*Exercise aim*. Can you reproduce the data beneath, keeping every line exact?

--- Begin Records ---

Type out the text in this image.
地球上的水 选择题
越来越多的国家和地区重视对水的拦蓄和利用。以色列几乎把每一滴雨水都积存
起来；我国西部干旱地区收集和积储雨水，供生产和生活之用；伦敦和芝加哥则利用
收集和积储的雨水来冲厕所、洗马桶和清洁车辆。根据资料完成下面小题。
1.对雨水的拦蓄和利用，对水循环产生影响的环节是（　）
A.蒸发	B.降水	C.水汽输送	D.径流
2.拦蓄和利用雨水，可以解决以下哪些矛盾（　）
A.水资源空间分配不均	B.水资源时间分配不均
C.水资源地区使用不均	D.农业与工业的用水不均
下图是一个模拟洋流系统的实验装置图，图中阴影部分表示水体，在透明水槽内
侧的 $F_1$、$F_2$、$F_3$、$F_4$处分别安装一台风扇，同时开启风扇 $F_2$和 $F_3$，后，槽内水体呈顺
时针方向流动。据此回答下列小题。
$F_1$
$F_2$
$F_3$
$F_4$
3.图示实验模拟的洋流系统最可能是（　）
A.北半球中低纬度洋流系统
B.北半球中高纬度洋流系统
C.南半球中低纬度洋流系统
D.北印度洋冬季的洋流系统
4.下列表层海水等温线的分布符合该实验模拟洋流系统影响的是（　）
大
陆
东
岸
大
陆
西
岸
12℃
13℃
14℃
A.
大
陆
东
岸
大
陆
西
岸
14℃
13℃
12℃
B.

--- End Records ---

*Reply*.
Type out the text in this image.
地球上的水 选择题
越来越多的国家和地区重视对水的拦蓄和利用。以色列几乎把每一滴雨水都积存
起来；我国西部干旱地区收集和积储雨水，供生产和生活之用；伦敦和芝加哥则利用
收集和积储的雨水来冲厕所、洗马桶和清洁车辆。根据资料完成下面小题。
1.对雨水的拦蓄和利用，对水循环产生影响的环节是（　）
A.蒸发	B.降水	C.水汽输送	D.径流
2.拦蓄和利用雨水，可以解决以下哪些矛盾（　）
A.水资源空间分配不均	B.水资源时间分配不均
C.水资源地区使用不均	D.农业与工业的用水不均
下图是一个模拟洋流系统的实验装置图，图中阴影部分表示水体，在透明水槽内
侧的 $F_1$、$F_2$、$F_3$、$F_4$处分别安装一台风扇，同时开启风扇 $F_2$和 $F_3$，后，槽内水体呈顺
时针方向流动。据此回答下列小题。
$F_1$
$F_2$
$F_3$
$F_4$
3.图示实验模拟的洋流系统最可能是（　）
A.北半球中低纬度洋流系统
B.北半球中高纬度洋流系统
C.南半球中低纬度洋流系统
D.北印度洋冬季的洋流系统
4.下列表层海水等温线的分布符合该实验模拟洋流系统影响的是（　）
大
陆
东
岸
大
陆
西
岸
12℃
13℃
14℃
A.
大
陆
东
岸
大
陆
西
岸
14℃
13℃
12℃
B.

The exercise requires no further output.